### Requirement
Across the whole listing, copy out every line that includes the string "Structural".

### Task inputs
■ ■ ■ ■

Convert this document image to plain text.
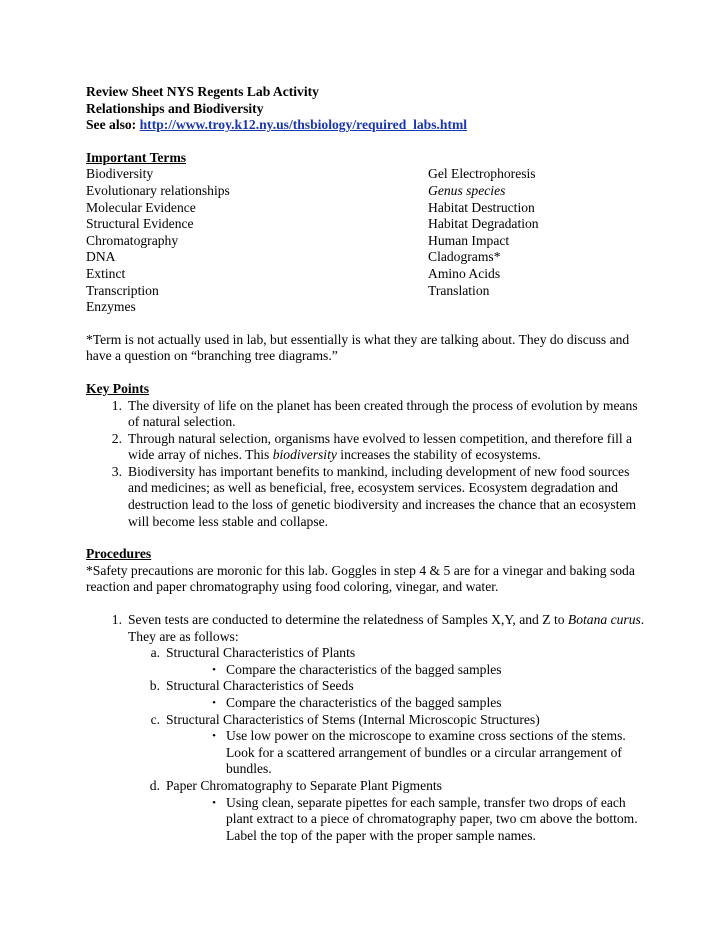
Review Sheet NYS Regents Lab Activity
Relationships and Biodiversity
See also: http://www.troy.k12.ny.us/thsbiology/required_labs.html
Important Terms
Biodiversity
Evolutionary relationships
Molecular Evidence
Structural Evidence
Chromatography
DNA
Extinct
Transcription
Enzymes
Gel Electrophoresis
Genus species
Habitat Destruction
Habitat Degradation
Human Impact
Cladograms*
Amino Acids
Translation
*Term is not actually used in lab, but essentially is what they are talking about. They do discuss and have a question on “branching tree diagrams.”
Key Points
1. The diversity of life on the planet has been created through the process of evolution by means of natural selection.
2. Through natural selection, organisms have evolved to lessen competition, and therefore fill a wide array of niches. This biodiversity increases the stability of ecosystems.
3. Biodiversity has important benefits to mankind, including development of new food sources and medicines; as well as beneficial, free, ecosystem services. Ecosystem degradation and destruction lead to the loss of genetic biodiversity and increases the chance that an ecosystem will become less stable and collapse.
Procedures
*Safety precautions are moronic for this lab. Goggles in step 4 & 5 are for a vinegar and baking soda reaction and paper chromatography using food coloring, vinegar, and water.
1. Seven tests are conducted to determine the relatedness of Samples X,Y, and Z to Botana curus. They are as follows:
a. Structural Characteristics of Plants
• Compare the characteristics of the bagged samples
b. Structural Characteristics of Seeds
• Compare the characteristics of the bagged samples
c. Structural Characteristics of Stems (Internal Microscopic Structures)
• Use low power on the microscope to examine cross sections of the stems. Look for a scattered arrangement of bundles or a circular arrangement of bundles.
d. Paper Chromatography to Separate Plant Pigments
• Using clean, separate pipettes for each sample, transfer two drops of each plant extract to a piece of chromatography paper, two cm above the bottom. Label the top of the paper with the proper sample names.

■ ■ ■ ■

### Result
Structural Evidence
a. Structural Characteristics of Plants
b. Structural Characteristics of Seeds
c. Structural Characteristics of Stems (Internal Microscopic Structures)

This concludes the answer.